* Begin Provided entries *

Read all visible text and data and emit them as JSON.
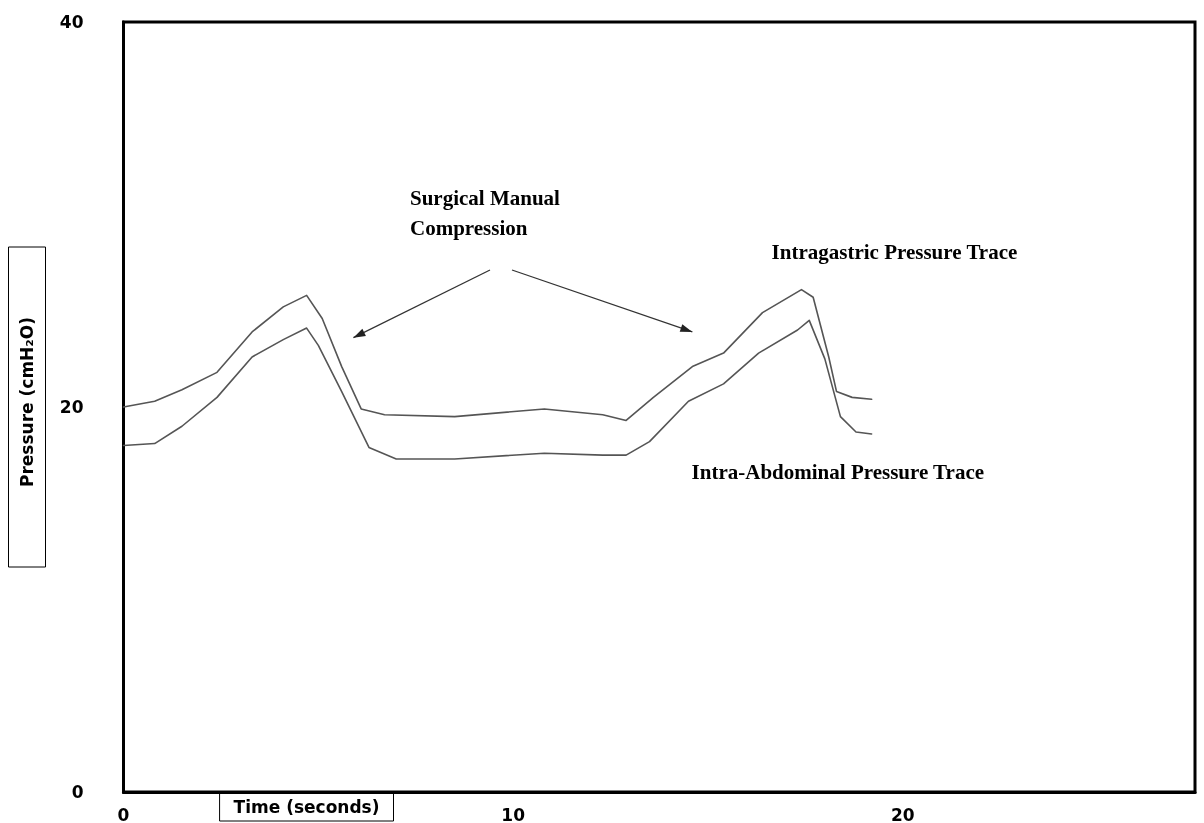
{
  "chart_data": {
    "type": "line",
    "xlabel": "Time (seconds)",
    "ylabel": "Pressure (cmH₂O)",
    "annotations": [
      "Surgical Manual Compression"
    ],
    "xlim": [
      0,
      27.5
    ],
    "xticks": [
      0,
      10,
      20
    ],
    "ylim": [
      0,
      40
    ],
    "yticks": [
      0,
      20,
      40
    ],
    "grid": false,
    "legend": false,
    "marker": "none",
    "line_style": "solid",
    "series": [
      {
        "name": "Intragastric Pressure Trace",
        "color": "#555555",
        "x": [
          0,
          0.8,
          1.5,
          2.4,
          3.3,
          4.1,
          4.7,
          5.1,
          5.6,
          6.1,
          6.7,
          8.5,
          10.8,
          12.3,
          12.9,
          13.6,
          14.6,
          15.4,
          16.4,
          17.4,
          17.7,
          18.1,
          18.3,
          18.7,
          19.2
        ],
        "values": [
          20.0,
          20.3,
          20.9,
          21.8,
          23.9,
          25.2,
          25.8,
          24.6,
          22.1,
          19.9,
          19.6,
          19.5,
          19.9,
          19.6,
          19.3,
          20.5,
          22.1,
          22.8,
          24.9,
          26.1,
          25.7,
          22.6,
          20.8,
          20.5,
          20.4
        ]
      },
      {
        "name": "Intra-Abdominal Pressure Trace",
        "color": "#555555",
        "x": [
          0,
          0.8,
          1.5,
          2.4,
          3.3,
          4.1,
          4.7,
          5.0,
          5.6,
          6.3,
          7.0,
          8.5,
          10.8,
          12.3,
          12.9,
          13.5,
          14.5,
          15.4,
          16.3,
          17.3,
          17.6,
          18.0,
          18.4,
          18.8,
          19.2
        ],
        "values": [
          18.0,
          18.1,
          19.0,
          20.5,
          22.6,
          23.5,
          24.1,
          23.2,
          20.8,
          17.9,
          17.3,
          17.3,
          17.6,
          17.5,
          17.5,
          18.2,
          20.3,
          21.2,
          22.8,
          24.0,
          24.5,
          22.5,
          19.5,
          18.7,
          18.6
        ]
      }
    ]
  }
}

* End Provided entries *

**Given task:** Leaving aside the images, write out the entries above word for word.

**The result:**
Read all visible text and data and emit them as JSON.
{
  "chart_data": {
    "type": "line",
    "xlabel": "Time (seconds)",
    "ylabel": "Pressure (cmH₂O)",
    "annotations": [
      "Surgical Manual Compression"
    ],
    "xlim": [
      0,
      27.5
    ],
    "xticks": [
      0,
      10,
      20
    ],
    "ylim": [
      0,
      40
    ],
    "yticks": [
      0,
      20,
      40
    ],
    "grid": false,
    "legend": false,
    "marker": "none",
    "line_style": "solid",
    "series": [
      {
        "name": "Intragastric Pressure Trace",
        "color": "#555555",
        "x": [
          0,
          0.8,
          1.5,
          2.4,
          3.3,
          4.1,
          4.7,
          5.1,
          5.6,
          6.1,
          6.7,
          8.5,
          10.8,
          12.3,
          12.9,
          13.6,
          14.6,
          15.4,
          16.4,
          17.4,
          17.7,
          18.1,
          18.3,
          18.7,
          19.2
        ],
        "values": [
          20.0,
          20.3,
          20.9,
          21.8,
          23.9,
          25.2,
          25.8,
          24.6,
          22.1,
          19.9,
          19.6,
          19.5,
          19.9,
          19.6,
          19.3,
          20.5,
          22.1,
          22.8,
          24.9,
          26.1,
          25.7,
          22.6,
          20.8,
          20.5,
          20.4
        ]
      },
      {
        "name": "Intra-Abdominal Pressure Trace",
        "color": "#555555",
        "x": [
          0,
          0.8,
          1.5,
          2.4,
          3.3,
          4.1,
          4.7,
          5.0,
          5.6,
          6.3,
          7.0,
          8.5,
          10.8,
          12.3,
          12.9,
          13.5,
          14.5,
          15.4,
          16.3,
          17.3,
          17.6,
          18.0,
          18.4,
          18.8,
          19.2
        ],
        "values": [
          18.0,
          18.1,
          19.0,
          20.5,
          22.6,
          23.5,
          24.1,
          23.2,
          20.8,
          17.9,
          17.3,
          17.3,
          17.6,
          17.5,
          17.5,
          18.2,
          20.3,
          21.2,
          22.8,
          24.0,
          24.5,
          22.5,
          19.5,
          18.7,
          18.6
        ]
      }
    ]
  }
}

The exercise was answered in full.